Alıştırmalar
1) Hazret-i Ömer'in görüşlerini anlatan metni iki cümleyle özetleyiniz.
2) Hazret-i Ömer'in görüşlerine dair metni, son cümlesinden sonrasını yazarak sürdürünüz.

Alıntı Metin
::::::::::

Daima görüşü [ictihadı] isabet ederdi. Bir gün, bir münafık ile bir yahudi, bir hususta anlaşamadı. Yahudi davayı halletmek için, Resulullaha gelmek istedi. O kişi de yahudilerin reisine gitmek istedi. Sonunda, Resulullaha geldiler. Yahudi o davada haklıydı, onun lehine hüküm verildi. Çıkınca, o kişi bu hükme razı olmayıp, (bir de Ömer’e gidelim) dedi. Hazret-i Ömer Yahudilere düşman olduğu için davayı kendisinin kazanacağını sanıyordu. Hazret-i Ömer’e davayı halletmesi için geldiler. Yahudi, davayı anlattı. Hazret-i Ömer onun münafık olduğunu anlayıp, (Olay bu yahudinin anlattığı gibi midir?) Diye sordu. O kişi, evet, öyledir. Ama ben o hükme razı olmadım, sen hüküm veresin, dedi. Hazret-i Ömer; (Siz az bekleyin) buyurdu. Hemen içeriden kılıcını getirip münafığın boynunu vurdu, (Resulullahın hükmüne razı olmayanın hükmü budur) buyurdu. 

Bunun üzerine, Resulullah efendimiz, (Hak ile bâtılı ayırt edici Ömer’dir) buyurup, hak ile bâtılı ayıran anlamında Faruk lakabını verdi ve Ömer-ül-Faruk denildi. (M. Ç. Güzin) 

Makam-ı İbrahim için, kadınların örtünmesi için ve Bedir gazasında alınan esirler için, içkinin haram edilmesi için Allahü teâlâ, Hazret-i Ömer’in sözüne uygun âyet-i kerime gönderdi. Bedir’de alınan esirlere yapılacak muamele hakkında, Sahabe-i kiramın reyleri [ictihadları] farklı olmuştu. Ömer-ül Faruk ve Sad ibni Muaz esirleri öldürelim dedi. Diğer sahabiler ise, para karşılığı bırakalım, demişlerdi. Server-i âlem de, bu reyi kabul buyurup salıverdiler. Sonra, şu âyet-i kerime gelerek birinci reyin doğru olduğu bildirildi: 
(Savaşta alınan esirleri mal karşılığı olarak salıvermek, hiçbir Peygambere yakışmaz. Yer yüzünde onların çoğunu öldürmek, zayıflamalarına sebep olur. Siz dünya malını istiyorsunuz. Allah ise, sevap kazanmanızı, Cennete ve nimetlere kavuşmanızı istiyor. Allah tarafından önceden verilmiş bir hüküm olmasaydı, aldığınız fidyeden dolayı size mutlaka büyük bir azap dokunurdu.) [Enfal 67,68]

Bu âyet-i kerimeler indikten sonra Peygamber efendimiz buyurdu ki:
(Eğer azap geri çevrilmeseydi, Ömer ile Sad bin Muaz’dan başka kimse kurtulmazdı.) [Beydavi, Mealim-üt-tenzil]

Hazret-i Ömer buyurdu ki: (Vallahi Allahü teâlâ bana üç şeyde de muvafakat etti: 
1– Ya Resulallah, ne olaydı makam-ı İbrahim’i namaz kılınacak yer yapsaydınız dedim. Hemen Bekara suresinin, (Makam-ı İbrahim’i namazgah edinin!) mealindeki 125. âyeti indi.

::::::::::

Verilen Kayıtlar
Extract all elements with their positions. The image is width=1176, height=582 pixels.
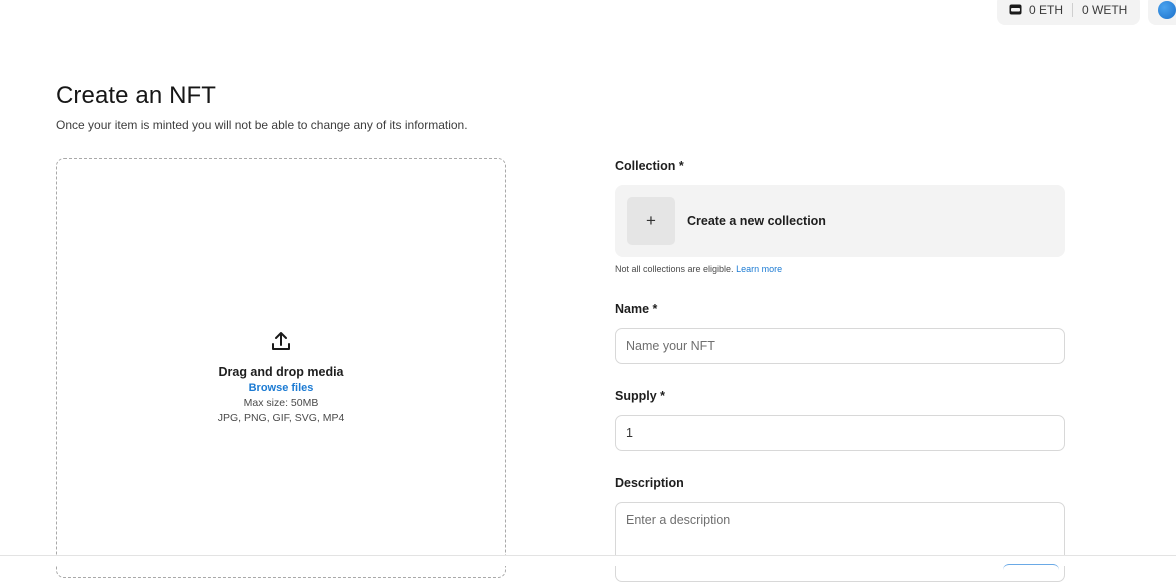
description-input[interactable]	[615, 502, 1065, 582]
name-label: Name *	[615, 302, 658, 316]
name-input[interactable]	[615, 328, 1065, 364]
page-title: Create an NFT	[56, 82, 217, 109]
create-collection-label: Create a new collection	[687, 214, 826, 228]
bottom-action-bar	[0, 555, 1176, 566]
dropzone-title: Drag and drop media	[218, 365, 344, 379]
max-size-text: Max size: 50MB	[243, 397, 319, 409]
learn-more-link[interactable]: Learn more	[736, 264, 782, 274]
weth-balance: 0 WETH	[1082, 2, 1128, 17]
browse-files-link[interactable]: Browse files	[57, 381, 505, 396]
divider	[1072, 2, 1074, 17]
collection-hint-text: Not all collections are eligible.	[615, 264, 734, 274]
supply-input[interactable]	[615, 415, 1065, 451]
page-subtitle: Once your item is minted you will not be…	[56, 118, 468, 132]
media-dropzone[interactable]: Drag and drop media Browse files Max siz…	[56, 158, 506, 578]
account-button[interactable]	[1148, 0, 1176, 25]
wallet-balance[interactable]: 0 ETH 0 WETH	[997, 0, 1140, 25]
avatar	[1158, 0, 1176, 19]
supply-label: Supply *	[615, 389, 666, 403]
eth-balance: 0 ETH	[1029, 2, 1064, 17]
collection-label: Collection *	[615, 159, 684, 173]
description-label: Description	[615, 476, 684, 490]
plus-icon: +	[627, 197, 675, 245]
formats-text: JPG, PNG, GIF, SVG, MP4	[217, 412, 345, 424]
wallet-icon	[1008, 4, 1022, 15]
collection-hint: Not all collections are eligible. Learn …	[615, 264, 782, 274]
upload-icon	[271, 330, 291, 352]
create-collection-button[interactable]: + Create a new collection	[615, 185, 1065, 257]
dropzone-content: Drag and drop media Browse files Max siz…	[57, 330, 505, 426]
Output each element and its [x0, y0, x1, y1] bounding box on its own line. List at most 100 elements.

::::::::::

Görevlere Göre Yanıtlar
1) Hazret-i Ömer, Resulullahın hükmüne razı olmayan bir münafığı öldürünce Resulullah ona hak ile bâtılı ayıran anlamında Faruk lakabını verdi. Makam-ı İbrahim, kadınların örtünmesi, Bedir esirleri ve içkinin haram edilmesi konularında Allahü teâlâ Hazret-i Ömer'in sözüne uygun âyet gönderdi; Bedir esirleriyle ilgili âyet de esirlerin öldürülmesi yönündeki görüşün doğru olduğunu bildirdi.

2)
2–
 Dedim ki, ya Resulallah! Sizin yanınıza biz de geliyoruz, müşrikler de geliyor. Ne olurdu müminlerin anneleri tesettüre girseydi. Hemen Allahü teâlâ hicab âyetini gönderdi. 

3–
 Resulullahın bazı hanımları birbirleri ile niza etmişler. Bu olayı işitince gidip, [Resulullahın hanımı ve kendi kızı olan] Hafsa’ya: “Resulullahı üzerseniz, Allahü teâlâ, Ona sizden daha iyi hatunlar verir” dedim. Hemen Allahü teâlâ; Tahrim suresinin (Eğer o sizi boşarsa, Rabbi ona, sizden daha iyi hanımlar verebilir) mealindeki 5. âyetini gönderdi. (Mealim-üt-tenzil)

Hadis-i şerifte buyuruldu ki: 
(Allahü teâlâ, hakkı Ömer’in diline ve kalbine yerleştirdi.) [Tirmizi, Ebu Davud, İ. Ahmed, Hakim, Taberani, İbni Neccar, İ. Münavi] 

Hazret-i Ömer’in tarihi konuşması
Hazret-i Ömer, halife olunca cihada teşvik için buyurdu ki:
(Ey Resulün Eshabı! Arabistan, ancak sizin atlarınıza arpa yetiştirebilir. Halbuki Allahü teâlâ, Muhammed aleyhisselamın ümmetine, yeryüzünün her tarafında, yer, ülke vereceğini, Habibine vaad etti. Hani, bu vaad edilen ülkeleri zaptederek, dünyada ganimete, ahirette gazilik ve şehitlik rütbesine nail olmak isteyen erler nerede? Din uğruna can ve baş feda ederek, vatanlarını bırakıp, Allahü teâlânın kullarını zalimlerin pençelerinden kurtaracak gaziler nerede?)

İşte İslam ülkelerinin, üç kıta boyunca, hızla genişlemesine, milyonlarca insanın küfürden kurtulmalarına sebeplerden biri de Hazret-i Ömer’in bu ibretli konuşmasıdır. Bundan sonra, Eshab-ı kiram ölünceye kadar cihad ve gaza etmeye ahd ve ittifak etti. Halifenin gösterdiği şekilde ordular kurulup, Ehl-i İslam, yerlerini yurtlarını terk ile Arabistan’dan çıkıp, her tarafa yayıldı. Gidenlerin çoğu, geri dönmeyip, gittikleri yerlerde, ölünceye kadar cihad etti. Böylece, az vakitte çok ülke alındı. O vakit iki büyük devlet vardı. Biri Rum İmparatorluğu, diğeri İran Devleti idi. Ehl-i İslam, ikisine de galip geldi. Acem devleti, büsbütün ortadan kalktı. Ülkelerinin hepsi, müslümanların eline geçti. Ahalisi müslüman olmakla şereflendi.

“Ömer Cennet ehlinin ışığıdır”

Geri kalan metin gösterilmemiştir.